*SHORT EXERCISE*
Return the lines below that carry the word "JSON".

*DATA LINES*
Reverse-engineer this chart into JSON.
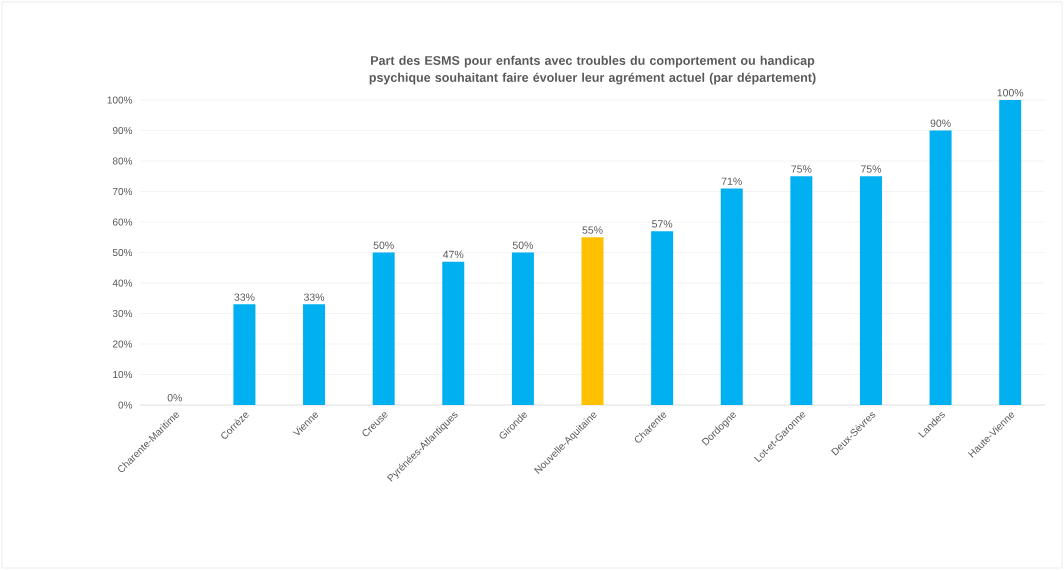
{
  "chart_data": {
    "type": "bar",
    "title": "Part des ESMS pour enfants avec troubles du comportement ou handicap psychique souhaitant  faire évoluer leur agrément actuel (par département)",
    "categories": [
      "Charente-Maritime",
      "Corrèze",
      "Vienne",
      "Creuse",
      "Pyrénées-Atlantiques",
      "Gironde",
      "Nouvelle-Aquitaine",
      "Charente",
      "Dordogne",
      "Lot-et-Garonne",
      "Deux-Sèvres",
      "Landes",
      "Haute-Vienne"
    ],
    "values": [
      0,
      33,
      33,
      50,
      47,
      50,
      55,
      57,
      71,
      75,
      75,
      90,
      100
    ],
    "colors": [
      "#00b0f0",
      "#00b0f0",
      "#00b0f0",
      "#00b0f0",
      "#00b0f0",
      "#00b0f0",
      "#ffc000",
      "#00b0f0",
      "#00b0f0",
      "#00b0f0",
      "#00b0f0",
      "#00b0f0",
      "#00b0f0"
    ],
    "value_labels": [
      "0%",
      "33%",
      "33%",
      "50%",
      "47%",
      "50%",
      "55%",
      "57%",
      "71%",
      "75%",
      "75%",
      "90%",
      "100%"
    ],
    "ylim": [
      0,
      100
    ],
    "yticks": [
      {
        "value": 0,
        "label": "0%"
      },
      {
        "value": 10,
        "label": "10%"
      },
      {
        "value": 20,
        "label": "20%"
      },
      {
        "value": 30,
        "label": "30%"
      },
      {
        "value": 40,
        "label": "40%"
      },
      {
        "value": 50,
        "label": "50%"
      },
      {
        "value": 60,
        "label": "60%"
      },
      {
        "value": 70,
        "label": "70%"
      },
      {
        "value": 80,
        "label": "80%"
      },
      {
        "value": 90,
        "label": "90%"
      },
      {
        "value": 100,
        "label": "100%"
      }
    ],
    "grid": "y"
  }
}
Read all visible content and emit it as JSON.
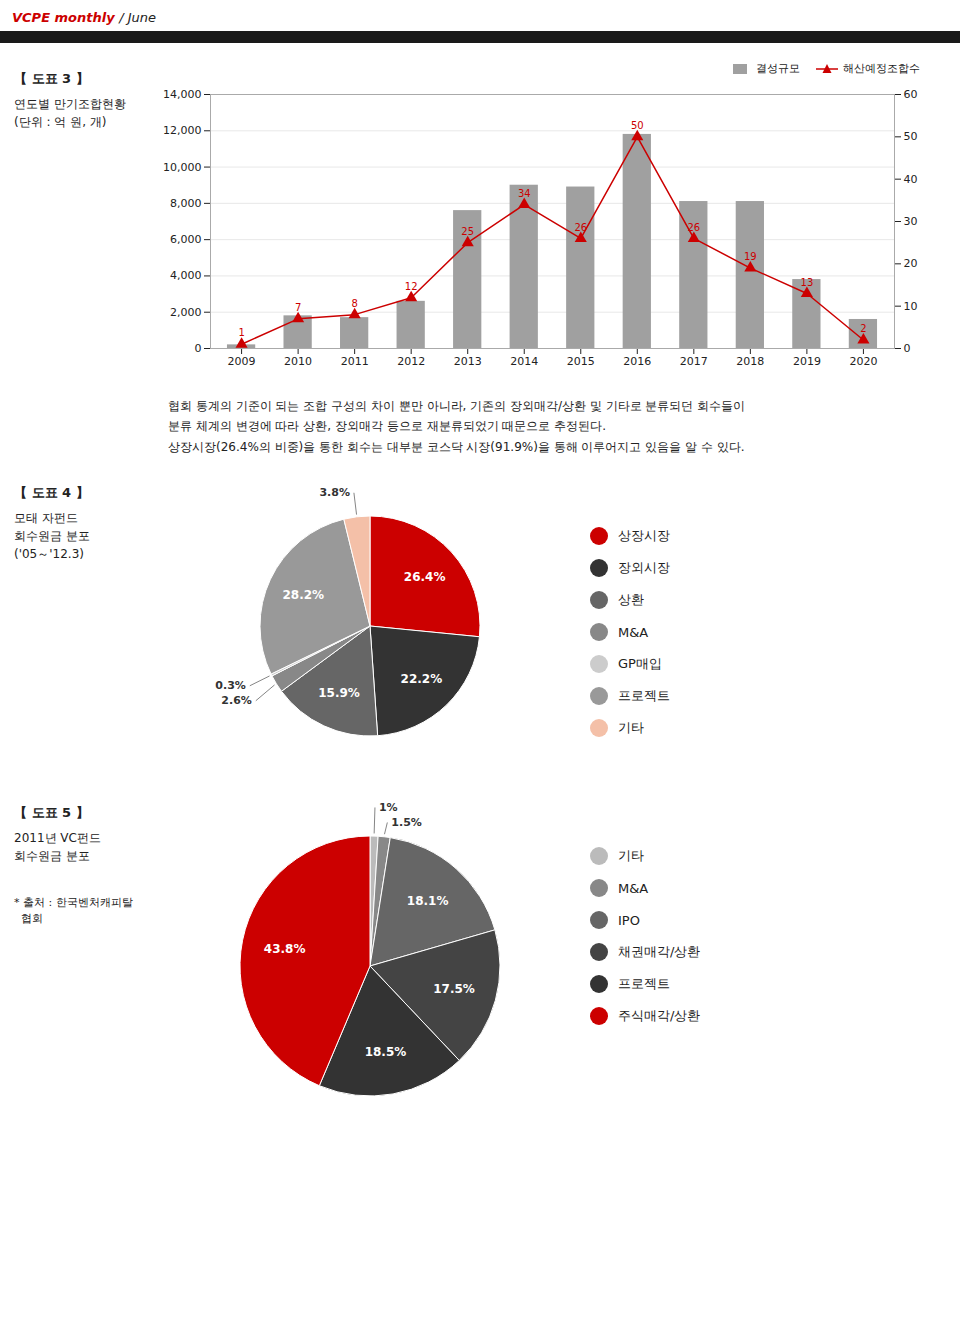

*SOLVED EXERCISE*
Reverse-engineer this chart into JSON.
Read all visible content and emit it as JSON.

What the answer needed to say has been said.